**Exercise:** Repeat the listing from its start through the line containing "enumerate the UI", substituting "Shopper" for "Consumer" and changing nothing else. Leave the pictures out.

[Excerpts from a layout annotation set]
-- begin --

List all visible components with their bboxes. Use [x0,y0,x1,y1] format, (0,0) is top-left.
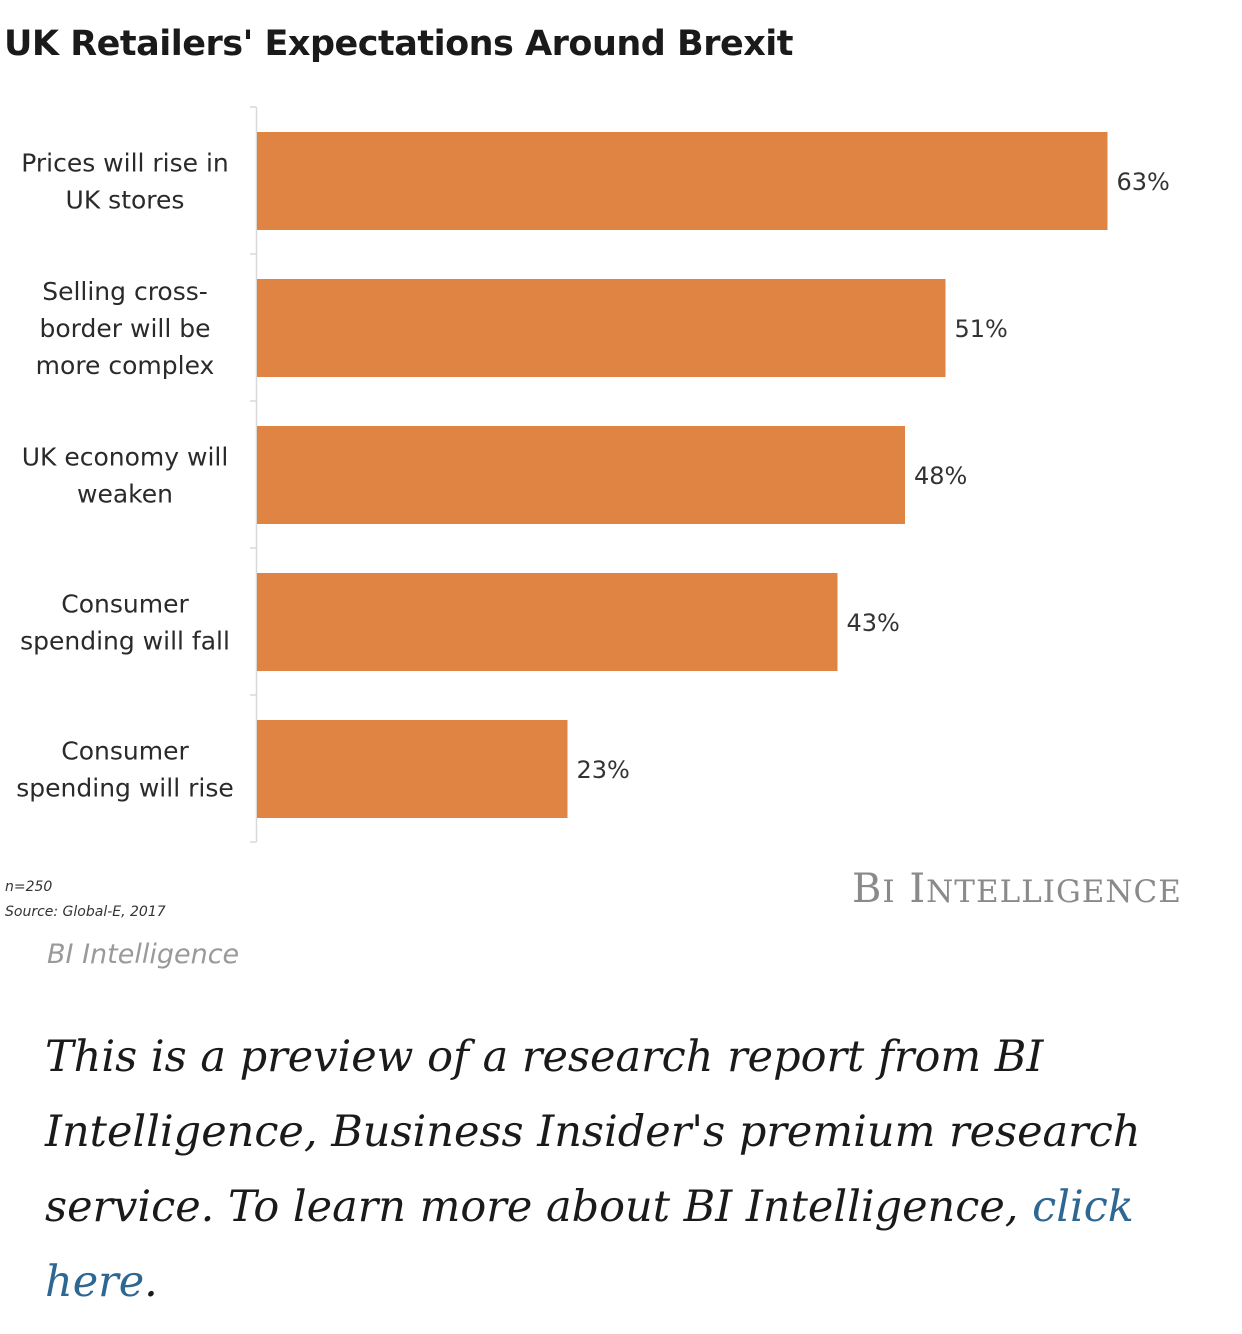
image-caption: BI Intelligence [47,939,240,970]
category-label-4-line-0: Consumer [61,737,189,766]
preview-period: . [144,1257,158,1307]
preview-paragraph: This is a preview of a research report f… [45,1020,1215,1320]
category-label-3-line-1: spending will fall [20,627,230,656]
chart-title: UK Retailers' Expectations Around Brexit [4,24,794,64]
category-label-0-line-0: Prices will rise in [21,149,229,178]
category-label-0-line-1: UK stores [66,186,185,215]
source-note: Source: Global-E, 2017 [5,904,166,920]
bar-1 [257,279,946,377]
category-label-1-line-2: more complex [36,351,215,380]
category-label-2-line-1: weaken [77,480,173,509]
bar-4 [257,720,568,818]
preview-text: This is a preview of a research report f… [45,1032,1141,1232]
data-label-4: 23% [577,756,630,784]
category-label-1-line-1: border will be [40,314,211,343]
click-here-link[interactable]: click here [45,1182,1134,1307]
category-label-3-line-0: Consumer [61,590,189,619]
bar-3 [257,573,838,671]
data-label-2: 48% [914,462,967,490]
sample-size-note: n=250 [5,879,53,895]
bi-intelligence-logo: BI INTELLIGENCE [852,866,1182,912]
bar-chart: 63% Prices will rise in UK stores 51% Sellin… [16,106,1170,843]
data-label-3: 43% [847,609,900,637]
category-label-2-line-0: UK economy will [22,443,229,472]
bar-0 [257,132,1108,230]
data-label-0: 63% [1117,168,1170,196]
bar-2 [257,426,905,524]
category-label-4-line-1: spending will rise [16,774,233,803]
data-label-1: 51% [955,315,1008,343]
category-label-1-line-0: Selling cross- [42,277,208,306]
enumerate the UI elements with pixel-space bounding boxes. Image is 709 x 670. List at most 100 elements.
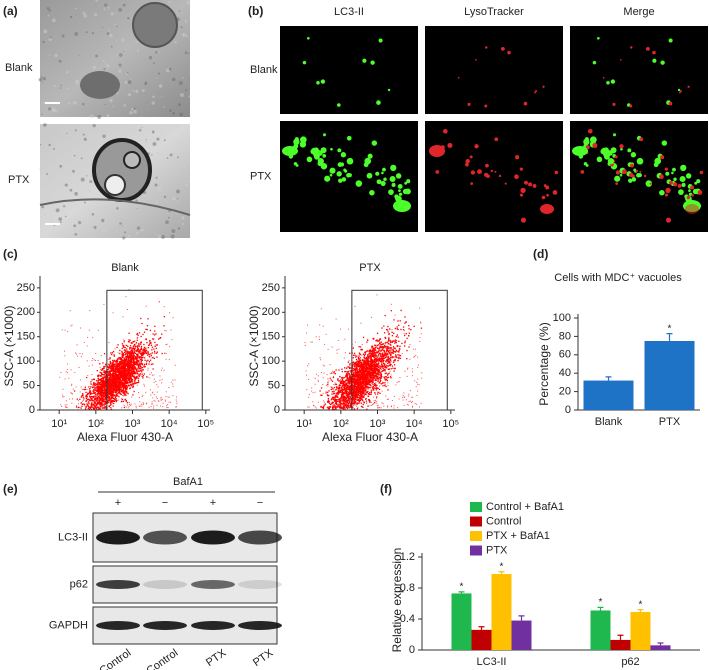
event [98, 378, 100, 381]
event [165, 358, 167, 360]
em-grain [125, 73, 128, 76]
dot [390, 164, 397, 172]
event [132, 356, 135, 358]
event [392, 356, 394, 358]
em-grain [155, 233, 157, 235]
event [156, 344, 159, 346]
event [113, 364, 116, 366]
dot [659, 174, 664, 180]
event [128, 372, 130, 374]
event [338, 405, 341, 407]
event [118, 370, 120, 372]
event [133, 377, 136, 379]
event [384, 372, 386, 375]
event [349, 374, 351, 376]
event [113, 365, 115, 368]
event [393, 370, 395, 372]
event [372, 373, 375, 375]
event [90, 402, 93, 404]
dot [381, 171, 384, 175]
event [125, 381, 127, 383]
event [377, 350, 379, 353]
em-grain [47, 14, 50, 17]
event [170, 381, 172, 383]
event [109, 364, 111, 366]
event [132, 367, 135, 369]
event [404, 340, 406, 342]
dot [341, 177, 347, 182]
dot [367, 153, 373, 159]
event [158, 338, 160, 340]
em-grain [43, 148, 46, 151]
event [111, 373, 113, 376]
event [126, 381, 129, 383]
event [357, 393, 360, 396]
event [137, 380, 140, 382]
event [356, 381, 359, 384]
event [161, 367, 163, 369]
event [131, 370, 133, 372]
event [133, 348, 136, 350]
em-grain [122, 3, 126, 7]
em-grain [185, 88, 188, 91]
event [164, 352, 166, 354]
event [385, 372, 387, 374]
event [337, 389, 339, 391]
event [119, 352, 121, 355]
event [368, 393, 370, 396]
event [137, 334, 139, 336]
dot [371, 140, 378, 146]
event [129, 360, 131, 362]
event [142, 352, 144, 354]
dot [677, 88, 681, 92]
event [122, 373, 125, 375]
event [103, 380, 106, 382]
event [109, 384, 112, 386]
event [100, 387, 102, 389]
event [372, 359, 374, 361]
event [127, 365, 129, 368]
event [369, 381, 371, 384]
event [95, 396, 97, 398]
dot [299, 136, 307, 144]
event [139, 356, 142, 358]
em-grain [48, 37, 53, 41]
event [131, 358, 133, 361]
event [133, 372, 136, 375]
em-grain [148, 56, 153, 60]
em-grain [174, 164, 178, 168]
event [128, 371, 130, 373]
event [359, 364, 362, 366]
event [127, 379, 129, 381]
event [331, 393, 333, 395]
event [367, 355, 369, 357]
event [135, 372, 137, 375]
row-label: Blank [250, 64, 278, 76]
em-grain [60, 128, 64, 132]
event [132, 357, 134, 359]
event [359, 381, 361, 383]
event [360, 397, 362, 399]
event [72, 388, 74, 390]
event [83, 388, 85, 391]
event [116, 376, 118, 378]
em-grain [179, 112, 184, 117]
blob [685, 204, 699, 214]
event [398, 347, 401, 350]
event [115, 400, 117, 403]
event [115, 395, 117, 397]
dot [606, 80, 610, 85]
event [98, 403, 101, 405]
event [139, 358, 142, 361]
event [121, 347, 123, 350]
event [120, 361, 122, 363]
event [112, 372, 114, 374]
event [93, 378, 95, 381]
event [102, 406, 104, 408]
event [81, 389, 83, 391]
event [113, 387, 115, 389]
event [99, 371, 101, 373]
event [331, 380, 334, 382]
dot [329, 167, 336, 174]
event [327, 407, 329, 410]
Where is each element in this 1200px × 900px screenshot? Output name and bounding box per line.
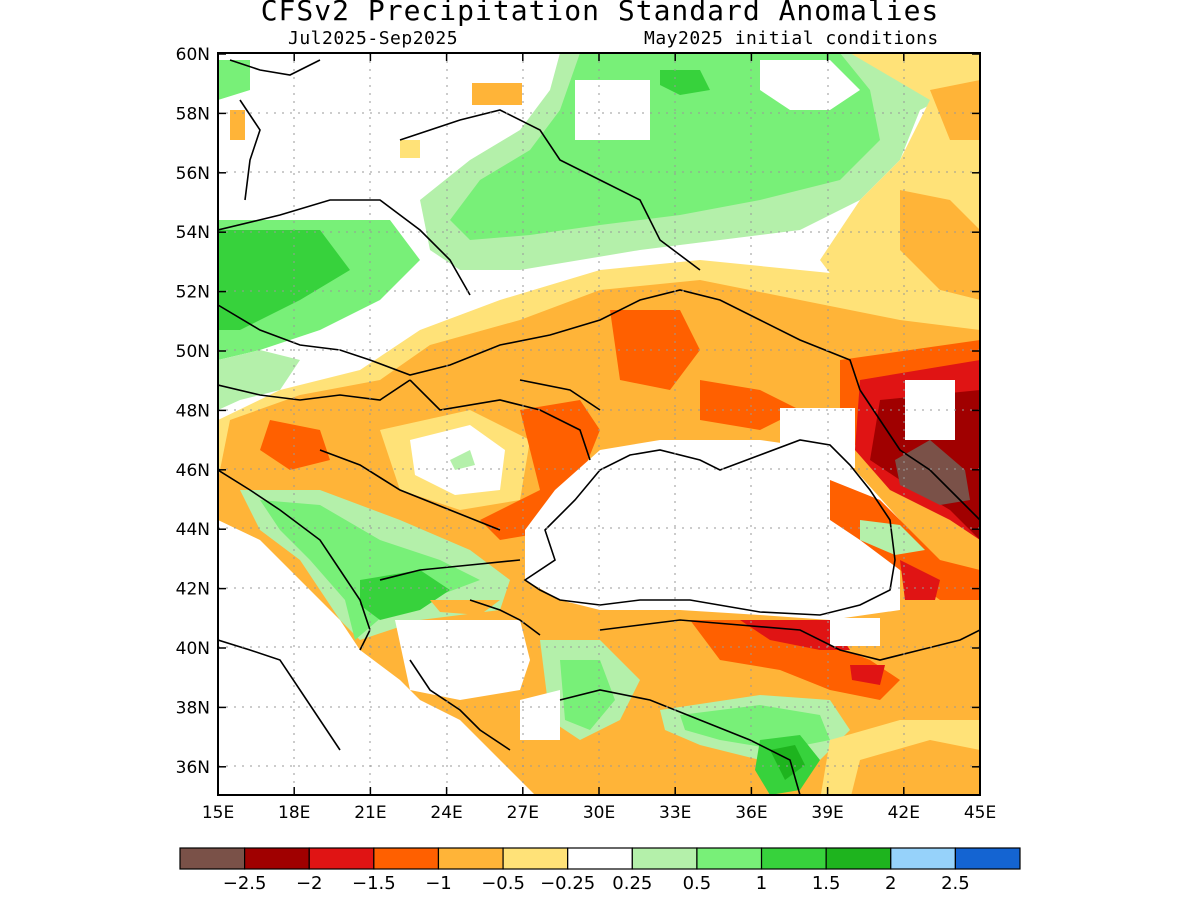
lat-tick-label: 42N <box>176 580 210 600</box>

-- end --

**Response to this task:**
List all visible components with their bboxes. Use [x0,y0,x1,y1] format, (0,0) is top-left.
image-caption: BI Intelligence [47,939,240,970]
category-label-4-line-0: Shopper [61,737,189,766]
preview-period: . [144,1257,158,1307]
preview-paragraph: This is a preview of a research report f… [45,1020,1215,1320]
category-label-3-line-1: spending will fall [20,627,230,656]
chart-title: UK Retailers' Expectations Around Brexit [4,24,794,64]
category-label-0-line-0: Prices will rise in [21,149,229,178]
category-label-0-line-1: UK stores [66,186,185,215]
source-note: Source: Global-E, 2017 [5,904,166,920]
bar-1 [257,279,946,377]
category-label-1-line-2: more complex [36,351,215,380]
category-label-2-line-1: weaken [77,480,173,509]
bar-4 [257,720,568,818]
preview-text: This is a preview of a research report f… [45,1032,1141,1232]
data-label-4: 23% [577,756,630,784]
category-label-1-line-1: border will be [40,314,211,343]
click-here-link[interactable]: click here [45,1182,1134,1307]
category-label-3-line-0: Shopper [61,590,189,619]
bar-3 [257,573,838,671]
data-label-2: 48% [914,462,967,490]
sample-size-note: n=250 [5,879,53,895]
bi-intelligence-logo: BI INTELLIGENCE [852,866,1182,912]
bar-chart: 63% Prices will rise in UK stores 51% Sellin… [16,106,1170,843]
data-label-3: 43% [847,609,900,637]
category-label-2-line-0: UK economy will [22,443,229,472]
bar-0 [257,132,1108,230]
data-label-0: 63% [1117,168,1170,196]
bar-2 [257,426,905,524]
category-label-4-line-1: spending will rise [16,774,233,803]
data-label-1: 51% [955,315,1008,343]
category-label-1-line-0: Selling cross- [42,277,208,306]
enumerate the UI elements with pixel-space bounding boxes. Image is 709 x 670. List at most 100 elements.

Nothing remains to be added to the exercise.